Directive
How many lines in this material include the string "JSON"? Answer with the number and nothing further.

########

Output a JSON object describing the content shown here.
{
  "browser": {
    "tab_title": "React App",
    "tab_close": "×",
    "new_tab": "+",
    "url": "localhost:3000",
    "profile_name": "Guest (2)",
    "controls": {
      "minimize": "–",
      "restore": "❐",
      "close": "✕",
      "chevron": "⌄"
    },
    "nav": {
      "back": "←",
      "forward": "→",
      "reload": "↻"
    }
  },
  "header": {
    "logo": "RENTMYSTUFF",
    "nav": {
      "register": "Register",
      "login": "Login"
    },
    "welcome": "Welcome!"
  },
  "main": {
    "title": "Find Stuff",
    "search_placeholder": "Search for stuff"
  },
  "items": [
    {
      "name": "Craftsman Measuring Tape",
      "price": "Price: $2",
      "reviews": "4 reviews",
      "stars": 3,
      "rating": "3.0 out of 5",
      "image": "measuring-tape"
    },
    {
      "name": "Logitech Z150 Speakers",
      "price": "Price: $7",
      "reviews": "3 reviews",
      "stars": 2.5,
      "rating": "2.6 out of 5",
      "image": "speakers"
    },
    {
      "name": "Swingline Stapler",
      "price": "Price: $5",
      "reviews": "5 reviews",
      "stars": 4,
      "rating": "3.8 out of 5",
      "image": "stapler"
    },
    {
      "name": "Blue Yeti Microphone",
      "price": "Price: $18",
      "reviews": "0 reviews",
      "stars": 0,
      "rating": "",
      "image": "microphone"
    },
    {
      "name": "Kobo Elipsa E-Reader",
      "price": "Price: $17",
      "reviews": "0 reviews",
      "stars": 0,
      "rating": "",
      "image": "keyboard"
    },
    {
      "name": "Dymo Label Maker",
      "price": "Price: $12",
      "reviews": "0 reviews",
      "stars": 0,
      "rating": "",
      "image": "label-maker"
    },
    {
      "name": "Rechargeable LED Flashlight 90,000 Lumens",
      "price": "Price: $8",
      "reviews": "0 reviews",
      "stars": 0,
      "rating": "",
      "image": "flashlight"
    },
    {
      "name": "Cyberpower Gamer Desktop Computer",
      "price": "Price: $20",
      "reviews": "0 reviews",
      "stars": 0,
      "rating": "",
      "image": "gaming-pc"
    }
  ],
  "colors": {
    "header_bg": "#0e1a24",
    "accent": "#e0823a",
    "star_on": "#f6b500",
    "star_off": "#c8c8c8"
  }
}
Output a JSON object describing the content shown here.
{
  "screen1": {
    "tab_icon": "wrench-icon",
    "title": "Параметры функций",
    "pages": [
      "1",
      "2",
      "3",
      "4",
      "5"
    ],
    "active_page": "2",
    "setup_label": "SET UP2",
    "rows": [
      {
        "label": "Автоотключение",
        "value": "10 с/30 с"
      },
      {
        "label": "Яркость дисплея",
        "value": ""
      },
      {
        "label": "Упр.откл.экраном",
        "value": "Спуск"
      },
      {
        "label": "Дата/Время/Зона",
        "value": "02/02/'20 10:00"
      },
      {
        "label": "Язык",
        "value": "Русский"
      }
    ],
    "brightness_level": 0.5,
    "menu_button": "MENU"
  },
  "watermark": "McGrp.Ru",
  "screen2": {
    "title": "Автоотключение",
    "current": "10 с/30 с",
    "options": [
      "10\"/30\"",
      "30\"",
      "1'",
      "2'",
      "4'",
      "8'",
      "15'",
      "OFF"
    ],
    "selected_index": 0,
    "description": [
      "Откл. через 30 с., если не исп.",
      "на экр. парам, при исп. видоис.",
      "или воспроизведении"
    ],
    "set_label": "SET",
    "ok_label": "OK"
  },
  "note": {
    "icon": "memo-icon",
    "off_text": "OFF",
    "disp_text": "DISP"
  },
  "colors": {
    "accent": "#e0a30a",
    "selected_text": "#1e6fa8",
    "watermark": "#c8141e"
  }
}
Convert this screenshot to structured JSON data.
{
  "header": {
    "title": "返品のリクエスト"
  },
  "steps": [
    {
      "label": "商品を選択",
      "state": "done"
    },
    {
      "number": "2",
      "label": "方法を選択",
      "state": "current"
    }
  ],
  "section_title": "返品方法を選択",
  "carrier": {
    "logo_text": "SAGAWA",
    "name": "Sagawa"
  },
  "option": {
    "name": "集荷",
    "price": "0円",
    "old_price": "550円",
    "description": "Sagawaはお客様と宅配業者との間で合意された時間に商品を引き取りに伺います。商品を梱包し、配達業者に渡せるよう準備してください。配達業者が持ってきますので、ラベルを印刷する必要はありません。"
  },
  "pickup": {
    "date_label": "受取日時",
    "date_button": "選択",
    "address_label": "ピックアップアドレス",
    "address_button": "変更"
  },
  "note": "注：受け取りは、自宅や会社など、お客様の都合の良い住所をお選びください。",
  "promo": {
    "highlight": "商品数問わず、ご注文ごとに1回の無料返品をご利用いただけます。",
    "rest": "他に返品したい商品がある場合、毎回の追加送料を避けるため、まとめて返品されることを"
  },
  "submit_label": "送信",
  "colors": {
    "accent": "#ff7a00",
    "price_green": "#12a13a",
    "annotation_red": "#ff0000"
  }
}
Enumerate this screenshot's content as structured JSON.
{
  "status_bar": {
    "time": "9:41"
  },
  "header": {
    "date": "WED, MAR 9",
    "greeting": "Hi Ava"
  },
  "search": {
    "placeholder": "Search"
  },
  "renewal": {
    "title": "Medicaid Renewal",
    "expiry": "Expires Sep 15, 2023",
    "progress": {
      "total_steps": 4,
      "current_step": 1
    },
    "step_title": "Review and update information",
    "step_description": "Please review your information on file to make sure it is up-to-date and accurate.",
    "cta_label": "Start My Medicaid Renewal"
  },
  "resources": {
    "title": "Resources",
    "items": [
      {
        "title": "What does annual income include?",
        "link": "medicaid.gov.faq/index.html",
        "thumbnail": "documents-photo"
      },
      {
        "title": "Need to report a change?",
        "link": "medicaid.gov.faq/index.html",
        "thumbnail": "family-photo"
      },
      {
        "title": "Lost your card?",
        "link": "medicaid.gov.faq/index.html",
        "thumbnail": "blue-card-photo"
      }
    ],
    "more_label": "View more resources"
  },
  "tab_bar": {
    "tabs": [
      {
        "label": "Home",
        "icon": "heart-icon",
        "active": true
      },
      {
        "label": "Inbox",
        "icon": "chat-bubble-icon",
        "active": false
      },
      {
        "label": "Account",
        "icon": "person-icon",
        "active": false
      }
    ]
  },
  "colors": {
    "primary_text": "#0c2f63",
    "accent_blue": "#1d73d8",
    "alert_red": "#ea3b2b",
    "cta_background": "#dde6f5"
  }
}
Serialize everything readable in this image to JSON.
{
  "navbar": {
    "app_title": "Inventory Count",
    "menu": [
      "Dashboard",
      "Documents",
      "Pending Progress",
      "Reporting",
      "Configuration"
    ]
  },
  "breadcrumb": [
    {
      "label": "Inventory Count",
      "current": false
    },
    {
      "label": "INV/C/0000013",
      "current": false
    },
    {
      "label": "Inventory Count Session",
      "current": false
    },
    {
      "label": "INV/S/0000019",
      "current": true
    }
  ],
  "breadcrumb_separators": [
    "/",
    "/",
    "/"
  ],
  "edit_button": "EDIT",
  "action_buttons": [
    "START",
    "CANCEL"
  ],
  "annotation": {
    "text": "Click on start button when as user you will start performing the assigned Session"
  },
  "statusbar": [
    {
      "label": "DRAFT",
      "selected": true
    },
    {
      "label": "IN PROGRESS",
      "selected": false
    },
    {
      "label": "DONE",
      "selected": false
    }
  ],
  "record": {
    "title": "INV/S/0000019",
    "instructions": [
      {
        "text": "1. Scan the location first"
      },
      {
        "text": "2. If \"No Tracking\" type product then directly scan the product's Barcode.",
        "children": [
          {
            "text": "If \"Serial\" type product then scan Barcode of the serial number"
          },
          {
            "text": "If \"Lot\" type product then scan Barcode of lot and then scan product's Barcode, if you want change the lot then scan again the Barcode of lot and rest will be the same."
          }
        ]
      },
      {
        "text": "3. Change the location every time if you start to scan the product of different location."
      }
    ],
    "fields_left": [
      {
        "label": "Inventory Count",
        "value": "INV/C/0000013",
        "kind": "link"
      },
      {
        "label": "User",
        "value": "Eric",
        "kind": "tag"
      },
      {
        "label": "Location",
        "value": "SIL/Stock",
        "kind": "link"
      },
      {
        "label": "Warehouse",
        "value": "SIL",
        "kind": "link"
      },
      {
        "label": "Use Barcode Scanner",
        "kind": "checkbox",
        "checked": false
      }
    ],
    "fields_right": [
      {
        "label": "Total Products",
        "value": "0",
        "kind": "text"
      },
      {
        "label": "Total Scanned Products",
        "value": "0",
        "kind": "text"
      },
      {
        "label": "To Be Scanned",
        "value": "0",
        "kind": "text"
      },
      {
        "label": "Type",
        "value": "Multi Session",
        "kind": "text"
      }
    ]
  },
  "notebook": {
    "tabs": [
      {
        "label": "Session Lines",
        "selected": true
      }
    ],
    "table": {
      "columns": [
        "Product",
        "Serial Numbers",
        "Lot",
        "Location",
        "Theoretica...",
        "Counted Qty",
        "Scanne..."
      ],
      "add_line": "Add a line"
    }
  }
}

########

The output
5